◆ **To do**
Report how many lines in the records below contain the word "RANGKA". Give only the number.

begin

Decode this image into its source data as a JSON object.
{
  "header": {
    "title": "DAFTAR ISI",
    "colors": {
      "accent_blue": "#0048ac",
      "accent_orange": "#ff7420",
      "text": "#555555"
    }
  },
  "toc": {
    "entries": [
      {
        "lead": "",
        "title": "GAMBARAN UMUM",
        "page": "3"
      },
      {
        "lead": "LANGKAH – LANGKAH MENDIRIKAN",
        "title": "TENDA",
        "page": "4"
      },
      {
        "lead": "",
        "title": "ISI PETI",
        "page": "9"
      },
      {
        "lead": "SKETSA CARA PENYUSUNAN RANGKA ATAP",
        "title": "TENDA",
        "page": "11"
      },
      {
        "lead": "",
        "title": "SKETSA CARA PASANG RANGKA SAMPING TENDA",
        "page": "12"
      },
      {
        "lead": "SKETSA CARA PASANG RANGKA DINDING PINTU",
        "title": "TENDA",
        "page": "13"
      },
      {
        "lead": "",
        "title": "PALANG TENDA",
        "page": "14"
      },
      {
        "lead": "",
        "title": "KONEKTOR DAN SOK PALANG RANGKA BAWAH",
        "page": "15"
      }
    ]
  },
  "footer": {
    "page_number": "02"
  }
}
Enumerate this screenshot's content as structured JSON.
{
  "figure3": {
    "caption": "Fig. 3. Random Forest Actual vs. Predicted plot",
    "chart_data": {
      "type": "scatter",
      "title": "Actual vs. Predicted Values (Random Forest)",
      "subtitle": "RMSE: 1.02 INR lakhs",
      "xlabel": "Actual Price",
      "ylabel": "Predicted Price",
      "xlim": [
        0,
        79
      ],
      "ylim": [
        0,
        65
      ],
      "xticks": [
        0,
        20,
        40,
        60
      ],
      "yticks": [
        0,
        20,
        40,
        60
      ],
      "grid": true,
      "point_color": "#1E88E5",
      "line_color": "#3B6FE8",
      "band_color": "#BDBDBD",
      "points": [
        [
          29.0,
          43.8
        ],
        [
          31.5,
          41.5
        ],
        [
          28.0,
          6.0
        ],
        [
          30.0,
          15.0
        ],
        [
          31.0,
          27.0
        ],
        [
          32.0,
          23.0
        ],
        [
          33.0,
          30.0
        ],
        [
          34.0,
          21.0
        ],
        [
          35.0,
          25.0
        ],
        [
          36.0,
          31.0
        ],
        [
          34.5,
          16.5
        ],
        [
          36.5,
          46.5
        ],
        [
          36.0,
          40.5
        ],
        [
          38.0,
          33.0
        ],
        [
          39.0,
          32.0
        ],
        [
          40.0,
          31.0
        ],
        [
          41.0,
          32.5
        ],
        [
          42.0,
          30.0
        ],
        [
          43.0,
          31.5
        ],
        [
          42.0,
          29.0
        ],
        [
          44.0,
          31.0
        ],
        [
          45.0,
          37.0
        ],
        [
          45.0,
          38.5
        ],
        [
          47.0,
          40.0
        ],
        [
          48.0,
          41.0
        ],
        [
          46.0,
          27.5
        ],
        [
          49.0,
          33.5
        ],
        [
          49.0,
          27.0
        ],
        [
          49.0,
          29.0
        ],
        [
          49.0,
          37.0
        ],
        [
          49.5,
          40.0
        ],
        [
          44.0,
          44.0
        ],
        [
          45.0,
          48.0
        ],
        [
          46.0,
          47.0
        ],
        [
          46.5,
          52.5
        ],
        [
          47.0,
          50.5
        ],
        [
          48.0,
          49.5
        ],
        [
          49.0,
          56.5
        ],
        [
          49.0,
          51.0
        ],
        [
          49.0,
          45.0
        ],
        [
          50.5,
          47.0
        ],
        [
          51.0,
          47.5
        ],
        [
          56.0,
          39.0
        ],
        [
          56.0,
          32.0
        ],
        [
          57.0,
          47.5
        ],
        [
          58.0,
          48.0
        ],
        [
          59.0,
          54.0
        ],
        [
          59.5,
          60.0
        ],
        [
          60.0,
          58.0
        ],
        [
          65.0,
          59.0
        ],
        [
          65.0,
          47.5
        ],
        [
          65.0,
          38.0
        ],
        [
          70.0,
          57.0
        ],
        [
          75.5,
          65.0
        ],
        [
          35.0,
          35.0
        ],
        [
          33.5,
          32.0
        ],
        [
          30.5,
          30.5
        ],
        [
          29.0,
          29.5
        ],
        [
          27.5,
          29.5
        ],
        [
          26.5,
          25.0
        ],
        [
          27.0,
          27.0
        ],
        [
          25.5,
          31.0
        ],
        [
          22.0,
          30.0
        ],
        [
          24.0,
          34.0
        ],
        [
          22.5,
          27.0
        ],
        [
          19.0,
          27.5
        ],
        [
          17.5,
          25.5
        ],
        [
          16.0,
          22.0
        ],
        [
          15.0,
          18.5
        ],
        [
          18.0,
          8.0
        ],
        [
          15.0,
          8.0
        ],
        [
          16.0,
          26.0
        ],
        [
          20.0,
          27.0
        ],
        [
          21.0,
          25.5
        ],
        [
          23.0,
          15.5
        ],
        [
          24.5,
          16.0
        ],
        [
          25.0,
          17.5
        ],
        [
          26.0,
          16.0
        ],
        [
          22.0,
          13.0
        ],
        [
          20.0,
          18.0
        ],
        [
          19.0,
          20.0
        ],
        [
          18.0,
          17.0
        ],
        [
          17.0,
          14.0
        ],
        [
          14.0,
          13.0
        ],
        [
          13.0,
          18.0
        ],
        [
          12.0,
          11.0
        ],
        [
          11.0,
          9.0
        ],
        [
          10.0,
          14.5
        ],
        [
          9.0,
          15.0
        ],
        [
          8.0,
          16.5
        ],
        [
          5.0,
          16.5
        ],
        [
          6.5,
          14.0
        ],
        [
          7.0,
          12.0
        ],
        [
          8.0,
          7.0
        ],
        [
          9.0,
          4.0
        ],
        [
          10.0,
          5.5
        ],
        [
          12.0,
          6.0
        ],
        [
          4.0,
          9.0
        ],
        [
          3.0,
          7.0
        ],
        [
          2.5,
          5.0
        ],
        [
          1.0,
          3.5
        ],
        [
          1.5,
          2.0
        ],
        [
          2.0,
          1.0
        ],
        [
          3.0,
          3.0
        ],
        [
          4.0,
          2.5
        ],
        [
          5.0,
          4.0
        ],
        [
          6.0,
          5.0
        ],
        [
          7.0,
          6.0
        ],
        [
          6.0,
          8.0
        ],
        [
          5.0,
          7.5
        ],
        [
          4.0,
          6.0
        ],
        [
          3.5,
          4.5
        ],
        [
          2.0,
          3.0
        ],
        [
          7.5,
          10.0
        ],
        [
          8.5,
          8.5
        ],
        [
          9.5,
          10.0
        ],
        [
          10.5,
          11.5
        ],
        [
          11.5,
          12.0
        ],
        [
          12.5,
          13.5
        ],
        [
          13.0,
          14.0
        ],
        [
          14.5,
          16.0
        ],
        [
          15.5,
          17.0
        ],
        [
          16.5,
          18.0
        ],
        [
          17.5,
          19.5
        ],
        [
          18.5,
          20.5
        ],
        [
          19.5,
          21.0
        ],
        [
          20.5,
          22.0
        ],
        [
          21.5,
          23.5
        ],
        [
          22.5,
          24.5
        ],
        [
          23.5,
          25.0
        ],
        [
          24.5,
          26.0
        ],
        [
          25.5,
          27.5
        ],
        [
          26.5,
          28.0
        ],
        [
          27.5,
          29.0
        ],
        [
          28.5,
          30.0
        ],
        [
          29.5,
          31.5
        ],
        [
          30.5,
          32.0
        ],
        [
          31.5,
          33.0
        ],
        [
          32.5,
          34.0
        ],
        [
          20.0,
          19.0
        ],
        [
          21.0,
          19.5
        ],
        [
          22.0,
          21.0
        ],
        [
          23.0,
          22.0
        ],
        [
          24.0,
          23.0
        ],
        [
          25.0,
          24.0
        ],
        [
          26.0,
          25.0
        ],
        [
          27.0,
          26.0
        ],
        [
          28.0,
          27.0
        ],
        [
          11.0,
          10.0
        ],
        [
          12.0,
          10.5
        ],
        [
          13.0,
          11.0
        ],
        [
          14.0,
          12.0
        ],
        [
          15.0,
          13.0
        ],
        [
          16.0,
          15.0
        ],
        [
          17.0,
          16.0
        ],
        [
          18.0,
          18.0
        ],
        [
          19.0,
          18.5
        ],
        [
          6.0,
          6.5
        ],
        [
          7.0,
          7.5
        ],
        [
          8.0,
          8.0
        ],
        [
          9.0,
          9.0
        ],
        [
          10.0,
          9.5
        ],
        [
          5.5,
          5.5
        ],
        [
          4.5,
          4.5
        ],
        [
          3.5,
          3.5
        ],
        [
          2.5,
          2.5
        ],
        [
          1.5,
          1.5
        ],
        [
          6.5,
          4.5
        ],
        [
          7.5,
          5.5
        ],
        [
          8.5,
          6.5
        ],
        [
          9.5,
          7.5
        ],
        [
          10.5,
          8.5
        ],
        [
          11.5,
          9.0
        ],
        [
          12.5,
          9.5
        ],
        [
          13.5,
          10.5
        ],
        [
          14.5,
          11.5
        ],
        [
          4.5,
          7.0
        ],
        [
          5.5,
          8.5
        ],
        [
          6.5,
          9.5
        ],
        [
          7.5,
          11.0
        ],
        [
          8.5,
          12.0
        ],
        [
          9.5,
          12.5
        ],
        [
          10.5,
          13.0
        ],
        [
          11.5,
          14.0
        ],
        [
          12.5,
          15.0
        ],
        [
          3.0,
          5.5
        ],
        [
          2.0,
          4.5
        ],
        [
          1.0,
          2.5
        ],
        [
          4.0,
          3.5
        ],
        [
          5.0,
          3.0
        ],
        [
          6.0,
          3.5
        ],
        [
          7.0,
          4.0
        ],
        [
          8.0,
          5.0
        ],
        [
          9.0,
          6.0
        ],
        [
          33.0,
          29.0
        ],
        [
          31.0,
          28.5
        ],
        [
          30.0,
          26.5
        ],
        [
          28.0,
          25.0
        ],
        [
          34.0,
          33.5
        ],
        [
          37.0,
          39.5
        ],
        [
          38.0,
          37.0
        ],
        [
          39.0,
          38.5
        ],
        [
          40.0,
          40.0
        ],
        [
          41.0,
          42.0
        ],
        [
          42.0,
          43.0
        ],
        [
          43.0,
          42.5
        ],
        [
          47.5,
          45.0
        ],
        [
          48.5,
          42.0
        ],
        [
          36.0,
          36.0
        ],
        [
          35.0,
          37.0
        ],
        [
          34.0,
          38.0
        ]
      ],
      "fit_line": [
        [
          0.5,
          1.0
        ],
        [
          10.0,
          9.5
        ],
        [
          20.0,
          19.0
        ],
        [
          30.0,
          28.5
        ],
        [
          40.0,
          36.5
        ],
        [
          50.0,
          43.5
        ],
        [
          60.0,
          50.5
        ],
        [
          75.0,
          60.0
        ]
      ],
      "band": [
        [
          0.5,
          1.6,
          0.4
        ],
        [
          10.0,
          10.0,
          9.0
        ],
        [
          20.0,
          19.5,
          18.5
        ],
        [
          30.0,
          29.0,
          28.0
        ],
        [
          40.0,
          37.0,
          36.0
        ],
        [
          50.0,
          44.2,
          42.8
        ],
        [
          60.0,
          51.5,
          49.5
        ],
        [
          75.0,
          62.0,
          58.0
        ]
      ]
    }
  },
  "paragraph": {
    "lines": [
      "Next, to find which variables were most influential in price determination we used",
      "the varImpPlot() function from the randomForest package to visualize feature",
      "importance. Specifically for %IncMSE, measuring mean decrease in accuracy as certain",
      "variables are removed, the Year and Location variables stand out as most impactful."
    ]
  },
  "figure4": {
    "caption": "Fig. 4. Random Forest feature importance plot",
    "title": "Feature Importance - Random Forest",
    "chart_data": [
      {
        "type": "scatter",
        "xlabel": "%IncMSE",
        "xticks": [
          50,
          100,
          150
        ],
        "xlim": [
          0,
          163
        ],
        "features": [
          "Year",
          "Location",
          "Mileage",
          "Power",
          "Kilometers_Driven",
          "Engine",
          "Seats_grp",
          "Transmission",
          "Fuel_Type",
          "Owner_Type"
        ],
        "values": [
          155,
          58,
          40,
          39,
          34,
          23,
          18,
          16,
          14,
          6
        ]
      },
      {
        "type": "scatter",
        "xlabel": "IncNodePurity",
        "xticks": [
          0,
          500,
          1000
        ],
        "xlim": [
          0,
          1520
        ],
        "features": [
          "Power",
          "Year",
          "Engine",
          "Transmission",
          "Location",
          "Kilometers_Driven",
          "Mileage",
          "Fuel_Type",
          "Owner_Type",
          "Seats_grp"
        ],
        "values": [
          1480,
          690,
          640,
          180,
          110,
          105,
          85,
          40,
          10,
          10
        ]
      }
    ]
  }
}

end

◆ **Output**
4